START DATA LISTING

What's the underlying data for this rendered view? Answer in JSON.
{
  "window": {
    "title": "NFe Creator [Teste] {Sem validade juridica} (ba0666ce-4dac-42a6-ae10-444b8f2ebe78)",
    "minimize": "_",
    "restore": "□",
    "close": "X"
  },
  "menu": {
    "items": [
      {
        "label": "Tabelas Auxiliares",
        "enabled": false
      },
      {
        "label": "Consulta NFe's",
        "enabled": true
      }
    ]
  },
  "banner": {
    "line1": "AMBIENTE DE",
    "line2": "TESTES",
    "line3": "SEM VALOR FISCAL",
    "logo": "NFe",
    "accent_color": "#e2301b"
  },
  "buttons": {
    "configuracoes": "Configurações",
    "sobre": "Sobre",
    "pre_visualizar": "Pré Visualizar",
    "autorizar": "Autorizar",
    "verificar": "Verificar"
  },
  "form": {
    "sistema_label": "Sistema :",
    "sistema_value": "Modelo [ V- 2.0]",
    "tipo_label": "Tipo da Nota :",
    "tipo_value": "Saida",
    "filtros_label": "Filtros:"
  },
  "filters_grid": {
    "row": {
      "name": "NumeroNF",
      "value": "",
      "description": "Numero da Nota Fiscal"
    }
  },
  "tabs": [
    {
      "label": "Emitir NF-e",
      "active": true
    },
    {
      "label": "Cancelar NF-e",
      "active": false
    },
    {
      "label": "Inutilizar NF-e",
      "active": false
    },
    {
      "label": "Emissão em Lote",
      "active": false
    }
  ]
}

END DATA LISTING

● **EXERCISE REQUIREMENTS**:
Reproduce the entries above in full, verbatim.

● **RESULT OF THIS TASK**:
What's the underlying data for this rendered view? Answer in JSON.
{
  "window": {
    "title": "NFe Creator [Teste] {Sem validade juridica} (ba0666ce-4dac-42a6-ae10-444b8f2ebe78)",
    "minimize": "_",
    "restore": "□",
    "close": "X"
  },
  "menu": {
    "items": [
      {
        "label": "Tabelas Auxiliares",
        "enabled": false
      },
      {
        "label": "Consulta NFe's",
        "enabled": true
      }
    ]
  },
  "banner": {
    "line1": "AMBIENTE DE",
    "line2": "TESTES",
    "line3": "SEM VALOR FISCAL",
    "logo": "NFe",
    "accent_color": "#e2301b"
  },
  "buttons": {
    "configuracoes": "Configurações",
    "sobre": "Sobre",
    "pre_visualizar": "Pré Visualizar",
    "autorizar": "Autorizar",
    "verificar": "Verificar"
  },
  "form": {
    "sistema_label": "Sistema :",
    "sistema_value": "Modelo [ V- 2.0]",
    "tipo_label": "Tipo da Nota :",
    "tipo_value": "Saida",
    "filtros_label": "Filtros:"
  },
  "filters_grid": {
    "row": {
      "name": "NumeroNF",
      "value": "",
      "description": "Numero da Nota Fiscal"
    }
  },
  "tabs": [
    {
      "label": "Emitir NF-e",
      "active": true
    },
    {
      "label": "Cancelar NF-e",
      "active": false
    },
    {
      "label": "Inutilizar NF-e",
      "active": false
    },
    {
      "label": "Emissão em Lote",
      "active": false
    }
  ]
}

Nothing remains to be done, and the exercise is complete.